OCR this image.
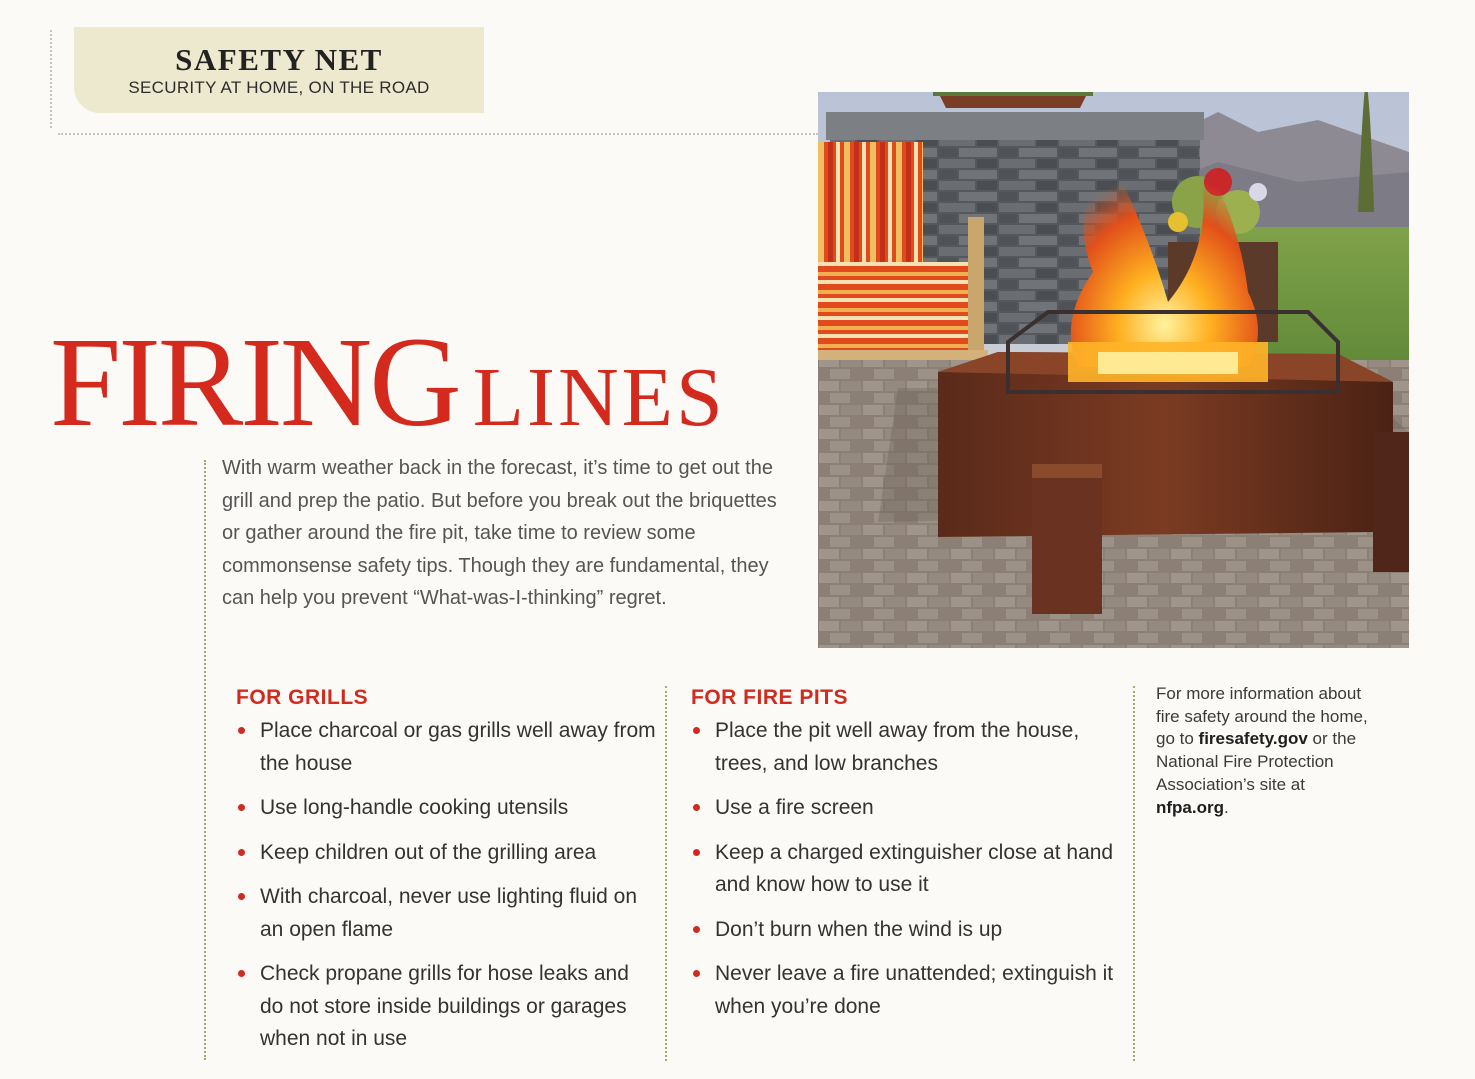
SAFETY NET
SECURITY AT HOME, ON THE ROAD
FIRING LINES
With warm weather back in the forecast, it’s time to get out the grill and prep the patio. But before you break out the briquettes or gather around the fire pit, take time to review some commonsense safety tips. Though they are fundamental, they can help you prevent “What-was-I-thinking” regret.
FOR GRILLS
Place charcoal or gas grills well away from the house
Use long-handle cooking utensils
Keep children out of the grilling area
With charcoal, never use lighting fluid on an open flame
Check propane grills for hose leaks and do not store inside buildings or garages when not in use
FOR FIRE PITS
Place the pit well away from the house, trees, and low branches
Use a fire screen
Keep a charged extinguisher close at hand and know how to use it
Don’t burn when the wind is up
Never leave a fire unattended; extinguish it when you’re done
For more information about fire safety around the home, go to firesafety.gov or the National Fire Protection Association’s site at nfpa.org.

==================================================

Copy all the entries word for word. Omit any pictures.

:: RESPONSE ::
OCR this image.
SAFETY NET
SECURITY AT HOME, ON THE ROAD
FIRING LINES
With warm weather back in the forecast, it’s time to get out the grill and prep the patio. But before you break out the briquettes or gather around the fire pit, take time to review some commonsense safety tips. Though they are fundamental, they can help you prevent “What-was-I-thinking” regret.
FOR GRILLS
Place charcoal or gas grills well away from the house
Use long-handle cooking utensils
Keep children out of the grilling area
With charcoal, never use lighting fluid on an open flame
Check propane grills for hose leaks and do not store inside buildings or garages when not in use
FOR FIRE PITS
Place the pit well away from the house, trees, and low branches
Use a fire screen
Keep a charged extinguisher close at hand and know how to use it
Don’t burn when the wind is up
Never leave a fire unattended; extinguish it when you’re done
For more information about fire safety around the home, go to firesafety.gov or the National Fire Protection Association’s site at nfpa.org.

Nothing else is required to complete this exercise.